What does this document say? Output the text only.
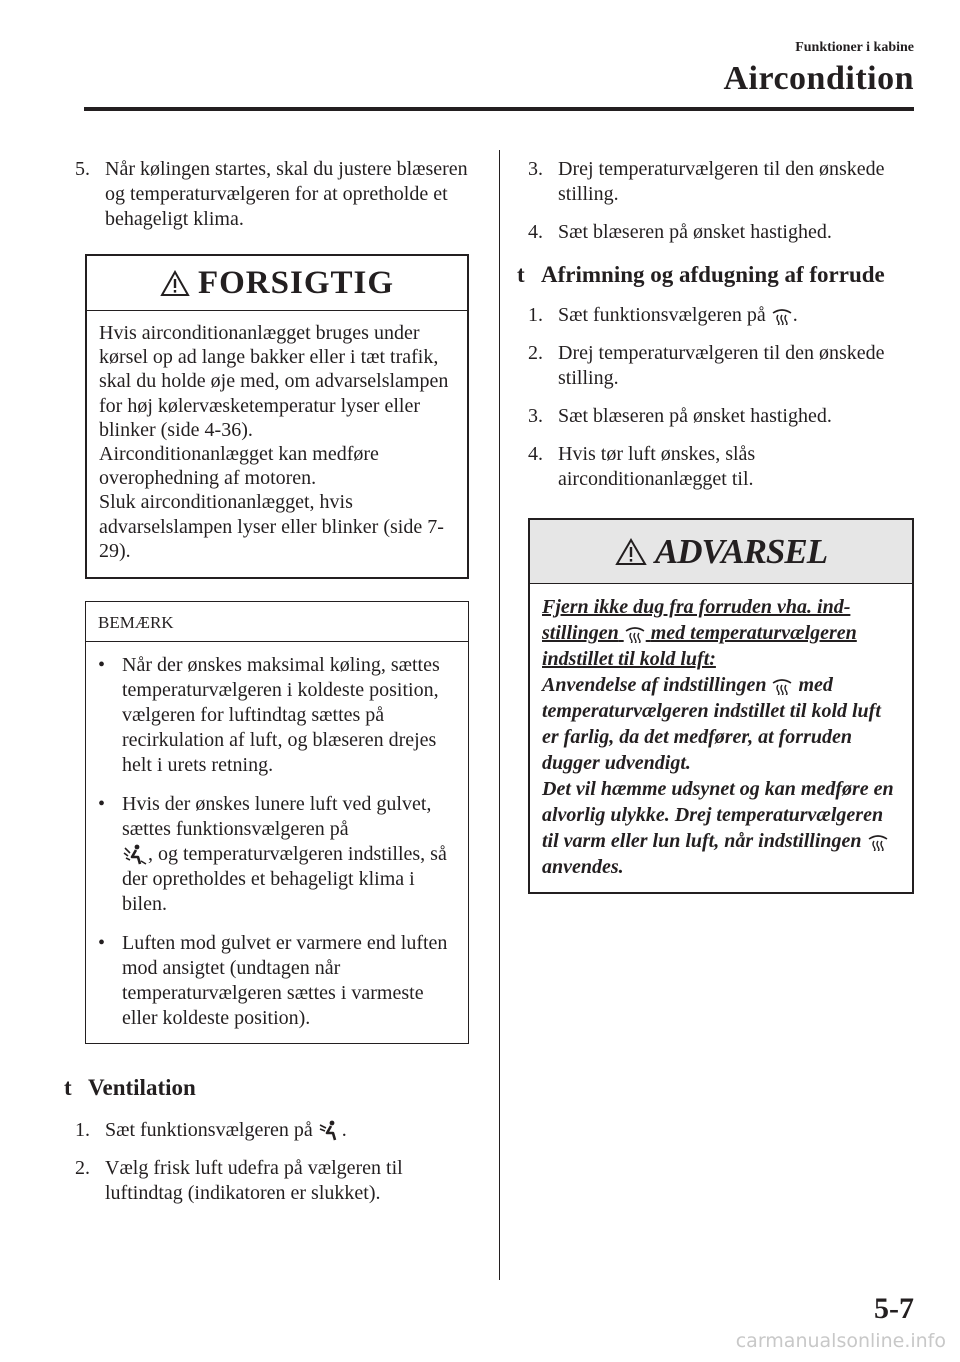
Funktioner i kabine
Aircondition
5. Når kølingen startes, skal du justere blæseren og temperaturvælgeren for at opretholde et behageligt klima.
FORSIGTIG
Hvis airconditionanlægget bruges under kørsel op ad lange bakker eller i tæt trafik, skal du holde øje med, om advarselslampen for høj kølervæsketemperatur lyser eller blinker (side 4-36).
Airconditionanlægget kan medføre overophedning af motoren.
Sluk airconditionanlægget, hvis advarselslampen lyser eller blinker (side 7-29).
BEMÆRK
• Når der ønskes maksimal køling, sættes temperaturvælgeren i koldeste position, vælgeren for luftindtag sættes på recirkulation af luft, og blæseren drejes helt i urets retning.
• Hvis der ønskes lunere luft ved gulvet, sættes funktionsvælgeren på
, og temperaturvælgeren indstilles, så der opretholdes et behageligt klima i bilen.
• Luften mod gulvet er varmere end luften mod ansigtet (undtagen når temperaturvælgeren sættes i varmeste eller koldeste position).
t Ventilation
1. Sæt funktionsvælgeren på .
2. Vælg frisk luft udefra på vælgeren til luftindtag (indikatoren er slukket).
3. Drej temperaturvælgeren til den ønskede stilling.
4. Sæt blæseren på ønsket hastighed.
t Afrimning og afdugning af forrude
1. Sæt funktionsvælgeren på .
2. Drej temperaturvælgeren til den ønskede stilling.
3. Sæt blæseren på ønsket hastighed.
4. Hvis tør luft ønskes, slås airconditionanlægget til.
ADVARSEL
Fjern ikke dug fra forruden vha. ind-stillingen med temperaturvælgeren indstillet til kold luft:
Anvendelse af indstillingen med temperaturvælgeren indstillet til kold luft er farlig, da det medfører, at forruden dugger udvendigt.
Det vil hæmme udsynet og kan medføre en alvorlig ulykke. Drej temperaturvælgeren til varm eller lun luft, når indstillingen  anvendes.
5-7
carmanualsonline.info
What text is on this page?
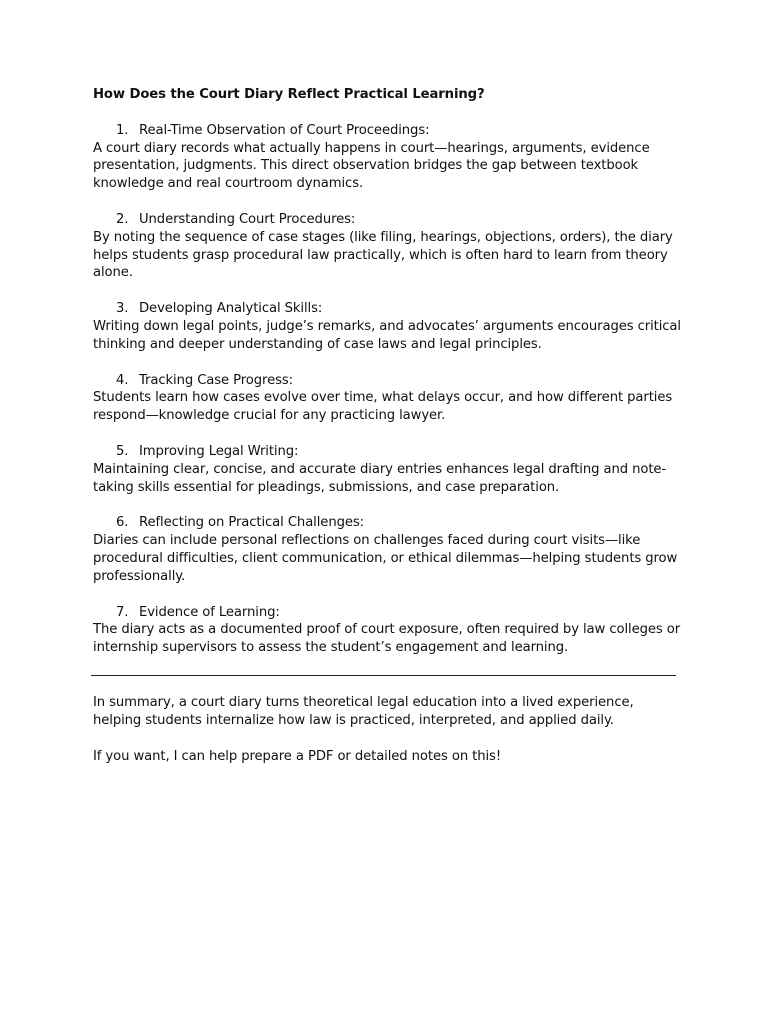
How Does the Court Diary Reflect Practical Learning?
1. Real-Time Observation of Court Proceedings:

A court diary records what actually happens in court—hearings, arguments, evidence presentation, judgments. This direct observation bridges the gap between textbook knowledge and real courtroom dynamics.

2. Understanding Court Procedures:

By noting the sequence of case stages (like filing, hearings, objections, orders), the diary helps students grasp procedural law practically, which is often hard to learn from theory alone.

3. Developing Analytical Skills:

Writing down legal points, judge’s remarks, and advocates’ arguments encourages critical thinking and deeper understanding of case laws and legal principles.

4. Tracking Case Progress:

Students learn how cases evolve over time, what delays occur, and how different parties respond—knowledge crucial for any practicing lawyer.

5. Improving Legal Writing:

Maintaining clear, concise, and accurate diary entries enhances legal drafting and note-taking skills essential for pleadings, submissions, and case preparation.

6. Reflecting on Practical Challenges:

Diaries can include personal reflections on challenges faced during court visits—like procedural difficulties, client communication, or ethical dilemmas—helping students grow professionally.

7. Evidence of Learning:

The diary acts as a documented proof of court exposure, often required by law colleges or internship supervisors to assess the student’s engagement and learning.

In summary, a court diary turns theoretical legal education into a lived experience, helping students internalize how law is practiced, interpreted, and applied daily.

If you want, I can help prepare a PDF or detailed notes on this!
-----
▶ Task goal: Reproduce the data word for word, excluding its pictures.

▶ Answer to this task:
What does this document say? Output the text only.
Funktioner i kabine
Aircondition
5. Når kølingen startes, skal du justere blæseren og temperaturvælgeren for at opretholde et behageligt klima.
FORSIGTIG
Hvis airconditionanlægget bruges under kørsel op ad lange bakker eller i tæt trafik, skal du holde øje med, om advarselslampen for høj kølervæsketemperatur lyser eller blinker (side 4-36).
Airconditionanlægget kan medføre overophedning af motoren.
Sluk airconditionanlægget, hvis advarselslampen lyser eller blinker (side 7-29).
BEMÆRK
• Når der ønskes maksimal køling, sættes temperaturvælgeren i koldeste position, vælgeren for luftindtag sættes på recirkulation af luft, og blæseren drejes helt i urets retning.
• Hvis der ønskes lunere luft ved gulvet, sættes funktionsvælgeren på
, og temperaturvælgeren indstilles, så der opretholdes et behageligt klima i bilen.
• Luften mod gulvet er varmere end luften mod ansigtet (undtagen når temperaturvælgeren sættes i varmeste eller koldeste position).
t Ventilation
1. Sæt funktionsvælgeren på .
2. Vælg frisk luft udefra på vælgeren til luftindtag (indikatoren er slukket).
3. Drej temperaturvælgeren til den ønskede stilling.
4. Sæt blæseren på ønsket hastighed.
t Afrimning og afdugning af forrude
1. Sæt funktionsvælgeren på .
2. Drej temperaturvælgeren til den ønskede stilling.
3. Sæt blæseren på ønsket hastighed.
4. Hvis tør luft ønskes, slås airconditionanlægget til.
ADVARSEL
Fjern ikke dug fra forruden vha. ind-stillingen med temperaturvælgeren indstillet til kold luft:
Anvendelse af indstillingen med temperaturvælgeren indstillet til kold luft er farlig, da det medfører, at forruden dugger udvendigt.
Det vil hæmme udsynet og kan medføre en alvorlig ulykke. Drej temperaturvælgeren til varm eller lun luft, når indstillingen  anvendes.
5-7
carmanualsonline.info
What text is on this page?
How Does the Court Diary Reflect Practical Learning?
1. Real-Time Observation of Court Proceedings:

A court diary records what actually happens in court—hearings, arguments, evidence presentation, judgments. This direct observation bridges the gap between textbook knowledge and real courtroom dynamics.

2. Understanding Court Procedures:

By noting the sequence of case stages (like filing, hearings, objections, orders), the diary helps students grasp procedural law practically, which is often hard to learn from theory alone.

3. Developing Analytical Skills:

Writing down legal points, judge’s remarks, and advocates’ arguments encourages critical thinking and deeper understanding of case laws and legal principles.

4. Tracking Case Progress:

Students learn how cases evolve over time, what delays occur, and how different parties respond—knowledge crucial for any practicing lawyer.

5. Improving Legal Writing:

Maintaining clear, concise, and accurate diary entries enhances legal drafting and note-taking skills essential for pleadings, submissions, and case preparation.

6. Reflecting on Practical Challenges:

Diaries can include personal reflections on challenges faced during court visits—like procedural difficulties, client communication, or ethical dilemmas—helping students grow professionally.

7. Evidence of Learning:

The diary acts as a documented proof of court exposure, often required by law colleges or internship supervisors to assess the student’s engagement and learning.

In summary, a court diary turns theoretical legal education into a lived experience, helping students internalize how law is practiced, interpreted, and applied daily.

If you want, I can help prepare a PDF or detailed notes on this!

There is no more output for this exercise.